(JOB): Copy, in full, each line of the material that holds the word "Absorber".

(Items from a data source)
↓↓↓

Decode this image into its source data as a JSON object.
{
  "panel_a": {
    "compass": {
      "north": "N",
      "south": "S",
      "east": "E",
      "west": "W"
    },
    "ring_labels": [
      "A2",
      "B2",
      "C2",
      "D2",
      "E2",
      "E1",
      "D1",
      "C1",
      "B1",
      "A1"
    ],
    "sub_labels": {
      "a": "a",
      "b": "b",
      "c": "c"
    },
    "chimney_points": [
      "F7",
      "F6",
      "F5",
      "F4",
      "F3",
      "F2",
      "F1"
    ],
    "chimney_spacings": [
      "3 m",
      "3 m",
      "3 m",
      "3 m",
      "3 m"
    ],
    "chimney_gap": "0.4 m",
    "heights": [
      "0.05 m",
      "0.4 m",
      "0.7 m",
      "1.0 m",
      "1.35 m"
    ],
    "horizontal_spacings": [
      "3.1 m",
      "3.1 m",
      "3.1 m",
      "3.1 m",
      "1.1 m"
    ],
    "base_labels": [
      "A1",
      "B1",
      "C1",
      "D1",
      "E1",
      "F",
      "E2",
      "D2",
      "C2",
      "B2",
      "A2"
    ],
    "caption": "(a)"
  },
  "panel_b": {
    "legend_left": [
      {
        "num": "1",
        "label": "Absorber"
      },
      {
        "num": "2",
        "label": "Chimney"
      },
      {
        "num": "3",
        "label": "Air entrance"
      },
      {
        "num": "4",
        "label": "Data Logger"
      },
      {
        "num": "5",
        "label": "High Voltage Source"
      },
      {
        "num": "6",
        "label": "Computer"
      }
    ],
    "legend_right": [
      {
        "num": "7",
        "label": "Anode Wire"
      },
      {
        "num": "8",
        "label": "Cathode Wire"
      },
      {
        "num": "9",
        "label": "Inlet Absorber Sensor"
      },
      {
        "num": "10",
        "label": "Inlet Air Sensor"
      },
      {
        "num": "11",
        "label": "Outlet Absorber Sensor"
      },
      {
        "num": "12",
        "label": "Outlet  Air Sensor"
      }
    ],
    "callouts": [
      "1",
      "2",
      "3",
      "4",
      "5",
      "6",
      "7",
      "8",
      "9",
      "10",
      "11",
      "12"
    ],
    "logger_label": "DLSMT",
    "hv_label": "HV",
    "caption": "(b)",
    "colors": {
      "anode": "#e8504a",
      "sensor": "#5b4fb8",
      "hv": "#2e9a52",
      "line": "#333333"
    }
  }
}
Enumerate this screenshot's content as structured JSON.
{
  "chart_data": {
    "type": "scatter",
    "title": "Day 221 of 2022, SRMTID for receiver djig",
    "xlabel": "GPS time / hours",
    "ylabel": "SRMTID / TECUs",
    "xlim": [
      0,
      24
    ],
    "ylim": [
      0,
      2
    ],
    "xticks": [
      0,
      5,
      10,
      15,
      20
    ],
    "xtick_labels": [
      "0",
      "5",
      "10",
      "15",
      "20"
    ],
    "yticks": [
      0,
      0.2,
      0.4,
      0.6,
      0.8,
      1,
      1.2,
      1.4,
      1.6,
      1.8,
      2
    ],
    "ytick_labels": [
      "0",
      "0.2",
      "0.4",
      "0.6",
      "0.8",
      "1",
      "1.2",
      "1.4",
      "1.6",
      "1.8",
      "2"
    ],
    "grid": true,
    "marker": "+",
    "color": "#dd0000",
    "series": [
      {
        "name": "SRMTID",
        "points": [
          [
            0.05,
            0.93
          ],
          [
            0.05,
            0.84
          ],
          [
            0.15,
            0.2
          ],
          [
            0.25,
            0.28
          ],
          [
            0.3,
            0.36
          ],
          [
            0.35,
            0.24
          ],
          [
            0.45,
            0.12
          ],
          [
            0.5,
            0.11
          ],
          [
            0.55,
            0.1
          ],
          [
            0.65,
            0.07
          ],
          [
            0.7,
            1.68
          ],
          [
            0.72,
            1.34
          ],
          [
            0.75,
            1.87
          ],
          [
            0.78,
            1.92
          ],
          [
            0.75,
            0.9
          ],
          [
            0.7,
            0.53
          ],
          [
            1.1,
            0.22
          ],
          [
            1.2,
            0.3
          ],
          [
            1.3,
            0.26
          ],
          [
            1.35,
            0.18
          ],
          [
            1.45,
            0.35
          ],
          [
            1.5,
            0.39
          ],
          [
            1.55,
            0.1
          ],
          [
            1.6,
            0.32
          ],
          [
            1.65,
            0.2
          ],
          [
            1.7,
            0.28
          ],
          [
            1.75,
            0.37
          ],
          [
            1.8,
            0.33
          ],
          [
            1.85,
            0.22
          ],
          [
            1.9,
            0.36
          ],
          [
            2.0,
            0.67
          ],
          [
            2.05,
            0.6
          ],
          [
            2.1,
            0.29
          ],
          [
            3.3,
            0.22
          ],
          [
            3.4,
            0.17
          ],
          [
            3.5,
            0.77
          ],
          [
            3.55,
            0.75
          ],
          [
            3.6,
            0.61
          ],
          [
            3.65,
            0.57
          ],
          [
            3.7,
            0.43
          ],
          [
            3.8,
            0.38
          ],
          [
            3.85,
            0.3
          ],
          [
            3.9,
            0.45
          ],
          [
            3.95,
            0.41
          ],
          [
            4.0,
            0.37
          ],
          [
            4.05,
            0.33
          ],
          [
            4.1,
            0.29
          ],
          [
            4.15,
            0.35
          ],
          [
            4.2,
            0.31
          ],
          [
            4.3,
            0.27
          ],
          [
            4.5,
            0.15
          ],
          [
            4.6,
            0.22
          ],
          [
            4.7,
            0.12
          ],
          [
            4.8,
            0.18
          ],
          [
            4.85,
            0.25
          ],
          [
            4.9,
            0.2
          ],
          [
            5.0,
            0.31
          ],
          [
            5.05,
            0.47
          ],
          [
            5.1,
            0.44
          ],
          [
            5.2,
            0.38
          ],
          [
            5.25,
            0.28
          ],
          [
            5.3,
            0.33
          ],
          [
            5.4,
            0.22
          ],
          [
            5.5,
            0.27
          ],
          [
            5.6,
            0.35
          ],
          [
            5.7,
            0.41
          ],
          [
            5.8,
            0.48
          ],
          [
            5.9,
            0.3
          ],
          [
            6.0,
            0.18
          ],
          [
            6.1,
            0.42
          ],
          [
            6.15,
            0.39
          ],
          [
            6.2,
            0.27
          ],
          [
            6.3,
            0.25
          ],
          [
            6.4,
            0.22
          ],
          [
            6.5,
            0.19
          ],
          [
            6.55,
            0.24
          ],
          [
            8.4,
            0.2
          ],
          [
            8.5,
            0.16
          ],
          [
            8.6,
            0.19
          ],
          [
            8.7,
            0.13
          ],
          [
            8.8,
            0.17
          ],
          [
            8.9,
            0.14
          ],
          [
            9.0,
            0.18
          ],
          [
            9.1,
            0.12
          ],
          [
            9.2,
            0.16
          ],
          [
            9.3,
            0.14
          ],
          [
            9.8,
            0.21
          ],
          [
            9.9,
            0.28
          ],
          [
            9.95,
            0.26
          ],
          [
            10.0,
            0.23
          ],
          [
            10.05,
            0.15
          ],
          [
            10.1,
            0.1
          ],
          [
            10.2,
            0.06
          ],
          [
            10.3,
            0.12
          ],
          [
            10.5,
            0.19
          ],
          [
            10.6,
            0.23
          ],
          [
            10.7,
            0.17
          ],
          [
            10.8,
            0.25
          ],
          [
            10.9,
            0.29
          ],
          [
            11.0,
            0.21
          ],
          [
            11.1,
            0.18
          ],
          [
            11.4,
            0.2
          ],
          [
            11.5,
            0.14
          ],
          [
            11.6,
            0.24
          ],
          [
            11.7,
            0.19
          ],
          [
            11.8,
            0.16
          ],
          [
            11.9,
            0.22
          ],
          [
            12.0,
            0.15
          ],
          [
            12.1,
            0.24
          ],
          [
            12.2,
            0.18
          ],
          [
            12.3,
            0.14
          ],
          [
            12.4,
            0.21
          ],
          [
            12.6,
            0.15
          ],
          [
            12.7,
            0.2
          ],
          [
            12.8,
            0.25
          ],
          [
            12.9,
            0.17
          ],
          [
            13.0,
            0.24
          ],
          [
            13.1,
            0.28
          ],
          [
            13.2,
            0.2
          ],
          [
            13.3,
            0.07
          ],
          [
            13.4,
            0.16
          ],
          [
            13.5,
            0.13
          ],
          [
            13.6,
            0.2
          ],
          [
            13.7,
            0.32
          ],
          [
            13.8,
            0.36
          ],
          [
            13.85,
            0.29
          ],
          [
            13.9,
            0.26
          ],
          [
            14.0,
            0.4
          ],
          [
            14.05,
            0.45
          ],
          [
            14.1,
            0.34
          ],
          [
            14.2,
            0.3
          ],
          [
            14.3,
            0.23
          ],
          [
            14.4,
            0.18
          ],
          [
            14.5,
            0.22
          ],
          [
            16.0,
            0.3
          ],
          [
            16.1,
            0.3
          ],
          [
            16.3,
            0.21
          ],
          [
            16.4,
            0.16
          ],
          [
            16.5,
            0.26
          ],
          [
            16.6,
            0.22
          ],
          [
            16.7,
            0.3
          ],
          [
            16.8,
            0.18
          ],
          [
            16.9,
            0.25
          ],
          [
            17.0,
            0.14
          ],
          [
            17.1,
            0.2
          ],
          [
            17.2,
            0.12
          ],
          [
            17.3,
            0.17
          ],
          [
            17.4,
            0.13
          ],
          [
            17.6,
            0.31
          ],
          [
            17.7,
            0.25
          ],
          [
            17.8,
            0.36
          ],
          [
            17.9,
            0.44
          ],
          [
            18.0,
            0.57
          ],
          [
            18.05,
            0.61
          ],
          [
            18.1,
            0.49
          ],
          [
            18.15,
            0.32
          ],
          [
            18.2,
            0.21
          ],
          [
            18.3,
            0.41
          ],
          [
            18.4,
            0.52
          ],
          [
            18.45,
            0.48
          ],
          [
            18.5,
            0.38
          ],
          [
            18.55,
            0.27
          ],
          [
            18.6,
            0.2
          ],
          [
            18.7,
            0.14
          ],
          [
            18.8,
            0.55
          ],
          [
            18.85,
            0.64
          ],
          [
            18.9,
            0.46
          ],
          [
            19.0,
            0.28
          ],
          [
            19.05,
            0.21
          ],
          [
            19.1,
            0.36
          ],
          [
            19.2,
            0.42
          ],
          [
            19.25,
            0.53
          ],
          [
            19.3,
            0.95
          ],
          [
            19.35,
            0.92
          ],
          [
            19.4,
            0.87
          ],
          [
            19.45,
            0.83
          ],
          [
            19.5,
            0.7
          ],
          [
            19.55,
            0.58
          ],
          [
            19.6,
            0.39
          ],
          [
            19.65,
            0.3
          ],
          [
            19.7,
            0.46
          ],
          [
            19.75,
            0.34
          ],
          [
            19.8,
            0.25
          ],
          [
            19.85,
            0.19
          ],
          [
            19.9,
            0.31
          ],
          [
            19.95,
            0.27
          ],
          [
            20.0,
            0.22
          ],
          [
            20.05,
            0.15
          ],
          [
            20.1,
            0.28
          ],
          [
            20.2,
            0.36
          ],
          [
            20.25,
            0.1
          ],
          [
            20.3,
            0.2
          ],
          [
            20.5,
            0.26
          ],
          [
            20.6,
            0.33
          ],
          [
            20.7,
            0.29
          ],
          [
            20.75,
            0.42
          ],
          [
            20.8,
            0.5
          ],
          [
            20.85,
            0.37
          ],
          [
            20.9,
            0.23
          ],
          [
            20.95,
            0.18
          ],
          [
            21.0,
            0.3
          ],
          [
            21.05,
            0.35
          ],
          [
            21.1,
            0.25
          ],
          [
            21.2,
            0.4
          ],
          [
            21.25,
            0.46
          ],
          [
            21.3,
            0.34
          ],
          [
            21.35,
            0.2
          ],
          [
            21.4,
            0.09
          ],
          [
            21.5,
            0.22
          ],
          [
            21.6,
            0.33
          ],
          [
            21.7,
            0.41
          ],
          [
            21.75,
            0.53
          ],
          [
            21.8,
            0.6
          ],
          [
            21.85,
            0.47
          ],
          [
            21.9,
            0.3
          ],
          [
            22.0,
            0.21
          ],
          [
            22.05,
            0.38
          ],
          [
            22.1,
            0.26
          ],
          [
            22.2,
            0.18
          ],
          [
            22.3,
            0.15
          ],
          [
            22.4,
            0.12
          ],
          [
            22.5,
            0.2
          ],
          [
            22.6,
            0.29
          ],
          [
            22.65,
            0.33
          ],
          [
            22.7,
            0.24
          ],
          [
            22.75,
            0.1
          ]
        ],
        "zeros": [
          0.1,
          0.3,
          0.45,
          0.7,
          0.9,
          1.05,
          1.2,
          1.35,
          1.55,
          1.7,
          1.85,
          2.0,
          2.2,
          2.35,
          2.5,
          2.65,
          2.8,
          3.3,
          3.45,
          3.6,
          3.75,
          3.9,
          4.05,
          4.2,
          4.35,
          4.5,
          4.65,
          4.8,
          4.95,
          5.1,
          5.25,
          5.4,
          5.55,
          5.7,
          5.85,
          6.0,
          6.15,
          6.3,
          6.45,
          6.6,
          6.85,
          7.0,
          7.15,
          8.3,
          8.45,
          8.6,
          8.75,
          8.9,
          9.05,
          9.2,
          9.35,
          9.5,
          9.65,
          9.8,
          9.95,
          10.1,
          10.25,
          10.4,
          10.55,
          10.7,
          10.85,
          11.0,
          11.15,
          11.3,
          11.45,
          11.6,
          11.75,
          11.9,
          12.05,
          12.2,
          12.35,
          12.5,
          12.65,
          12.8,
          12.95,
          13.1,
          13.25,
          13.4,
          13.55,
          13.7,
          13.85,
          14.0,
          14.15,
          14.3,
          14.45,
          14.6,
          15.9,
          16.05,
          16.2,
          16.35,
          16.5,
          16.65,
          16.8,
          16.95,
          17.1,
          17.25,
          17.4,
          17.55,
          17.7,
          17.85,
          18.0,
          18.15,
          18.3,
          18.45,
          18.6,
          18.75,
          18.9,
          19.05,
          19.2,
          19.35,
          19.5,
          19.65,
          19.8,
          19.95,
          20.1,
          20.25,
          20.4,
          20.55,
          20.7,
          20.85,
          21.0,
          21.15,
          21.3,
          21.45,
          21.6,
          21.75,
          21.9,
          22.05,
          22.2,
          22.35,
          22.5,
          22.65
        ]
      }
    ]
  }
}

↑↑↑

(THE OUTPUT):
        "label": "Absorber"
        "label": "Inlet Absorber Sensor"
        "label": "Outlet Absorber Sensor"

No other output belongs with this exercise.